▸ To do
Output the material beneath this task exactly, images excluded.

Stored data:
▬▬▬

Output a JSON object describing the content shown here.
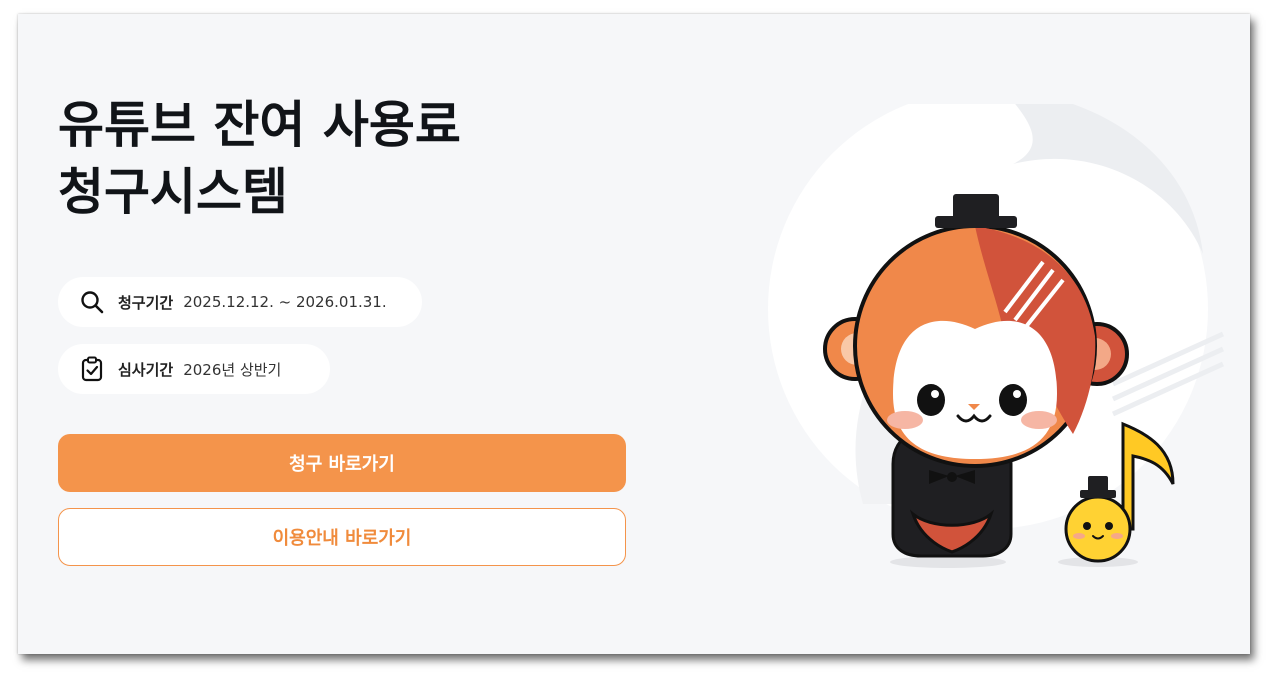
{
  "hero": {
    "title_line1": "유튜브 잔여 사용료",
    "title_line2": "청구시스템"
  },
  "info": [
    {
      "icon": "search-icon",
      "label": "청구기간",
      "value": "2025.12.12. ~ 2026.01.31."
    },
    {
      "icon": "clipboard-check-icon",
      "label": "심사기간",
      "value": "2026년 상반기"
    }
  ],
  "buttons": {
    "claim": "청구 바로가기",
    "guide": "이용안내 바로가기"
  },
  "colors": {
    "accent": "#f4944b",
    "title": "#111418",
    "background": "#f6f7f9"
  }
}
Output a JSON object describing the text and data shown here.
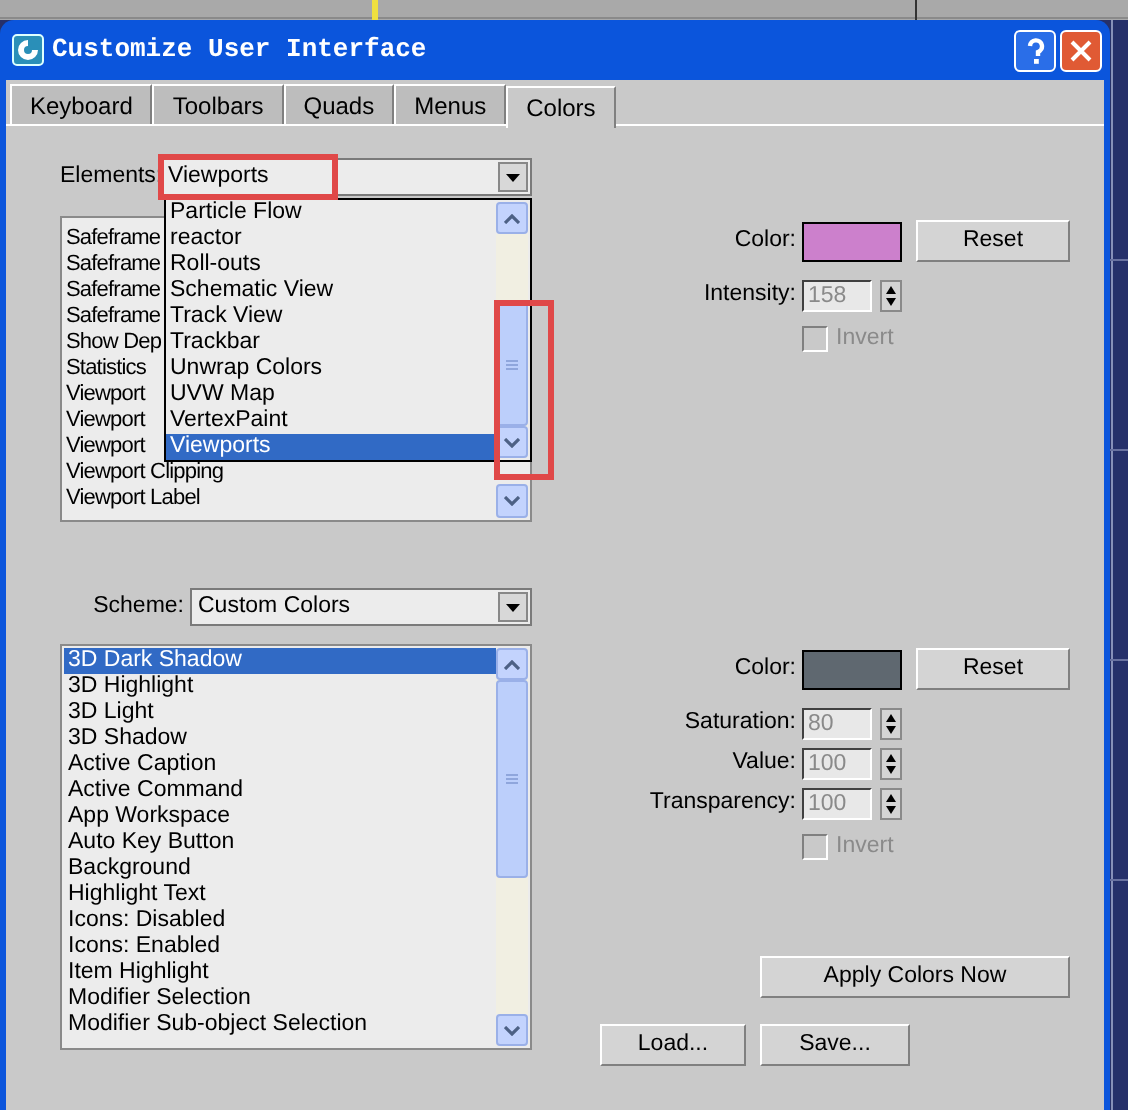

▬▬▬

▸ Task solution
Output a JSON object describing the content shown here.
{
  "hero": {
    "title_line1": "유튜브 잔여 사용료",
    "title_line2": "청구시스템"
  },
  "info": [
    {
      "icon": "search-icon",
      "label": "청구기간",
      "value": "2025.12.12. ~ 2026.01.31."
    },
    {
      "icon": "clipboard-check-icon",
      "label": "심사기간",
      "value": "2026년 상반기"
    }
  ],
  "buttons": {
    "claim": "청구 바로가기",
    "guide": "이용안내 바로가기"
  },
  "colors": {
    "accent": "#f4944b",
    "title": "#111418",
    "background": "#f6f7f9"
  }
}
Output a JSON object describing the text and data shown here.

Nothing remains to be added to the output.